# Kutipan Teks
◇ ◇ ◇ ◇ ◇

3. kedua pendekatan sama-sama
mengasumsikan pengetahuan sebagai sesuatu yang dapat berubah terus.
E. HAKIKAT MASA DEPAN ANAK MENURUT TEORI BELAJAR KONSTRUKTIVIS
Piaget
mengemukakan bahwa pengetahuan tidak diperoleh secara pasif oleh seseorang,
melainkan melalui tindakan. Bahkan, perkembangan kognitif anak bergantung pada
seberapa jauh mereka aktif memanipulasi dan berinteraksi dengan lingkungannya.
Sedangkan, perkembangan kognitif itu sendiri merupakan proses berkesinambungan
tentang keadaan ketidak-seimbangan dan keadaan keseimbangan (Poedjiadi, 1999:
61). Dari pandangan Piaget tentang tahap perkembangan kognitif anak dapat
dipahami bahwa pada tahap tertentu cara maupun kemampuan anak mengkonstruksi
ilmu berbeda-beda berdasarkan kematangan intelektual anak. Berkaitan dengan
anak dan lingkungan belajarnya menurut pandangan konstruktivisme, Driver dan
Bell (dalam Susan, Marilyn dan Tony, 1995: 222) mengajukan karakteristik
sebagai berikut:
(1) siswa tidak dipandang sebagai
sesuatu yang pasif melainkan memiliki tujuan,
(2) belajar mempertimbangkan
seoptimal mungkin proses keterlibatan siswa,
(3) pengetahuan bukan sesuatu yang
datang dari luar melainkan dikonstruksi secara personal,
(4) pembelajaran bukanlah transmisi
pengetahuan, melainkan melibatkan pengaturan situasi kelas,
(5) kurikulum bukanlah sekedar
dipelajari, melainkan seperangkat pembelajaran, materi, dan sumber.
Pandangan
tentang anak dari kalangan konstruktivis yang lebih mutakhir yang dikembangkan
dari teori belajar kognitif Piaget menyatakan bahwa ilmu pengetahuan dibangun
dalam pikiran seorang anak dengan kegiatan asimilasi dan akomodasi sesuai
dengan skemata yang dimilikinya.

◇ ◇ ◇ ◇ ◇

# Baris Data
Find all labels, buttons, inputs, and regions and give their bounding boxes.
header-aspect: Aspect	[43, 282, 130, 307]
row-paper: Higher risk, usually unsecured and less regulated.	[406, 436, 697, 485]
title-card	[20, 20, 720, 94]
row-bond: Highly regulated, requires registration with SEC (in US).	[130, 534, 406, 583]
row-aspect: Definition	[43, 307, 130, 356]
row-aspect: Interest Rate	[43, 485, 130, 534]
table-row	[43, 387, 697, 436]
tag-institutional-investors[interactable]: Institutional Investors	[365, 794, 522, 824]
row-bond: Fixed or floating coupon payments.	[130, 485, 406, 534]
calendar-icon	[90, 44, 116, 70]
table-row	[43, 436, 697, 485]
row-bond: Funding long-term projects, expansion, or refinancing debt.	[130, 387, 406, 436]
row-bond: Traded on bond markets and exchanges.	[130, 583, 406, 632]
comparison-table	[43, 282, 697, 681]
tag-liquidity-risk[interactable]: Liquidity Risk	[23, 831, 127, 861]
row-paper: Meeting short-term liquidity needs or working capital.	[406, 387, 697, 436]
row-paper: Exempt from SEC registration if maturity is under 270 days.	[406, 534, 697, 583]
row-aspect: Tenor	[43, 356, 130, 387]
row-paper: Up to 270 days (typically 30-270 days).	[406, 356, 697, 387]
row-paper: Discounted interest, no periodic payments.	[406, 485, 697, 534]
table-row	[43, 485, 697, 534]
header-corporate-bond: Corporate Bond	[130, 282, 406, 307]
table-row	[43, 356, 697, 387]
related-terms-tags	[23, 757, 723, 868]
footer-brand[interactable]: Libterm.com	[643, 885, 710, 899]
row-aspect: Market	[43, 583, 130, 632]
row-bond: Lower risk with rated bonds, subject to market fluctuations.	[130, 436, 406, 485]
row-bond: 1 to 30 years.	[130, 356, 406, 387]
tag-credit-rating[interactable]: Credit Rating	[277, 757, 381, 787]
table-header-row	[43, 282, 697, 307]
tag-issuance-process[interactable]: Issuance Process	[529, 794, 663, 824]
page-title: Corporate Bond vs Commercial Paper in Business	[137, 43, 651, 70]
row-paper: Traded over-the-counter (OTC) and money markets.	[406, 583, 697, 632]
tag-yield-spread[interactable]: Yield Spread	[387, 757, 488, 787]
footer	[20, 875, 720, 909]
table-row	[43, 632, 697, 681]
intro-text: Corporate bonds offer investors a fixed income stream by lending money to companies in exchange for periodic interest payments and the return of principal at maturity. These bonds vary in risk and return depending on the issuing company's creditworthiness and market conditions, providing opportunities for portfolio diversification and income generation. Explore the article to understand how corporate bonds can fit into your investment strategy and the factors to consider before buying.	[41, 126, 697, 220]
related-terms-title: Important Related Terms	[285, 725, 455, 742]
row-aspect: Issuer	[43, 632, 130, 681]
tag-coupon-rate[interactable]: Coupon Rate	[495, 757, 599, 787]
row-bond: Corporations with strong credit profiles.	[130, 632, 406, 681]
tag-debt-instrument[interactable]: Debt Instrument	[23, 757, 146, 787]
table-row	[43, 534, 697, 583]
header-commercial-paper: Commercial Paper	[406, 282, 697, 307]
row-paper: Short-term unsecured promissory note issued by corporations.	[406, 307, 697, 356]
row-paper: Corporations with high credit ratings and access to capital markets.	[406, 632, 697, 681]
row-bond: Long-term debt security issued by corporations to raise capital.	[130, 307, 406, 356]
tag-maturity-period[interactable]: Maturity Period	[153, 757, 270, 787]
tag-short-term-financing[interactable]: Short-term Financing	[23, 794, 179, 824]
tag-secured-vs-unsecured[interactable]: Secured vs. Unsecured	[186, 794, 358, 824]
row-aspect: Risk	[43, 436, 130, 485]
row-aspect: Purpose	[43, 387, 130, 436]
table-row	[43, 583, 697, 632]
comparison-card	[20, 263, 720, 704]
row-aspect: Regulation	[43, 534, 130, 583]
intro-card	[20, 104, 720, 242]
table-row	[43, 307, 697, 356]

◇ ◇ ◇ ◇ ◇

# Petunjuk Latihan
- a) Kutip tanpa perubahan bagian baris data mulai dari awal hingga baris yang memuat "row-bond: Fixed or", termasuk kedua ujungnya.
- b) Lanjutkan kutipan tentang teori belajar konstruktivis dari titik akhirnya.
Kutipan teks dan baris data di atas tidak memiliki hubungan satu sama lain.

# Jawaban Latihan
- a)
Find all labels, buttons, inputs, and regions and give their bounding boxes.
header-aspect: Aspect	[43, 282, 130, 307]
row-paper: Higher risk, usually unsecured and less regulated.	[406, 436, 697, 485]
title-card	[20, 20, 720, 94]
row-bond: Highly regulated, requires registration with SEC (in US).	[130, 534, 406, 583]
row-aspect: Definition	[43, 307, 130, 356]
row-aspect: Interest Rate	[43, 485, 130, 534]
table-row	[43, 387, 697, 436]
tag-institutional-investors[interactable]: Institutional Investors	[365, 794, 522, 824]
row-bond: Fixed or floating coupon payments.	[130, 485, 406, 534]

- b)
Belajar
merupakan proses aktif untuk mengembangkan skemata sehingga pengetahuan terkait
bagaikan jaring laba-laba dan bukan sekedar tersusun secara hirarkis (Hudoyo,
1998: 5). Dari pengertian di atas, dapat dipahami bahwa belajar adalah suatu
aktivitas yang berlangsung secara interaktif antara faktor intern pada diri
pebelajar dengan faktor ekstern atau lingkungan, sehingga melahirkan perubahan
tingkah laku. Berikut adalah tiga dalil pokok Piaget dalam kaitannya dengan
tahap perkembangan intelektual atau tahap perkembangan kognitif atau biasa
jugaa disebut tahap perkembagan mental. Ruseffendi (1988: 133) mengemukakan;
(1) perkembangan intelektual terjadi melalui tahap-tahap beruntun yang selalu
terjadi dengan urutan yang sama. Maksudnya, setiap manusia akan mengalami
urutan-urutan tersebut dan dengan urutan yang sama, (2) tahap-tahap tersebut
didefinisikan sebagai suatu cluster dari operasi mental (pengurutan,
pengekalan, pengelompokan, pembuatan hipotesis dan penarikan kesimpulan) yang
menunjukkan adanya tingkah laku intelektual dan (3) gerak melalui tahap-tahap
tersebut dilengkapi oleh keseimbangan (equilibration), proses pengembangan yang
menguraikan tentang interaksi antara pengalaman (asimilasi) dan struktur
kognitif yang timbul (akomodasi).
Berbeda dengan
kontruktivis kognitif ala Piaget, konstruktivis sosial yang dikembangkan oleh
Vigotsky adalah bahwa belajar bagi anak dilakukan dalam interaksi dengan
lingkungan sosial maupun fisik. Penemuan atau discovery dalam belajar lebih
mudah diperoleh dalam konteks sosial budaya seseorang (Poedjiadi, 1999: 62).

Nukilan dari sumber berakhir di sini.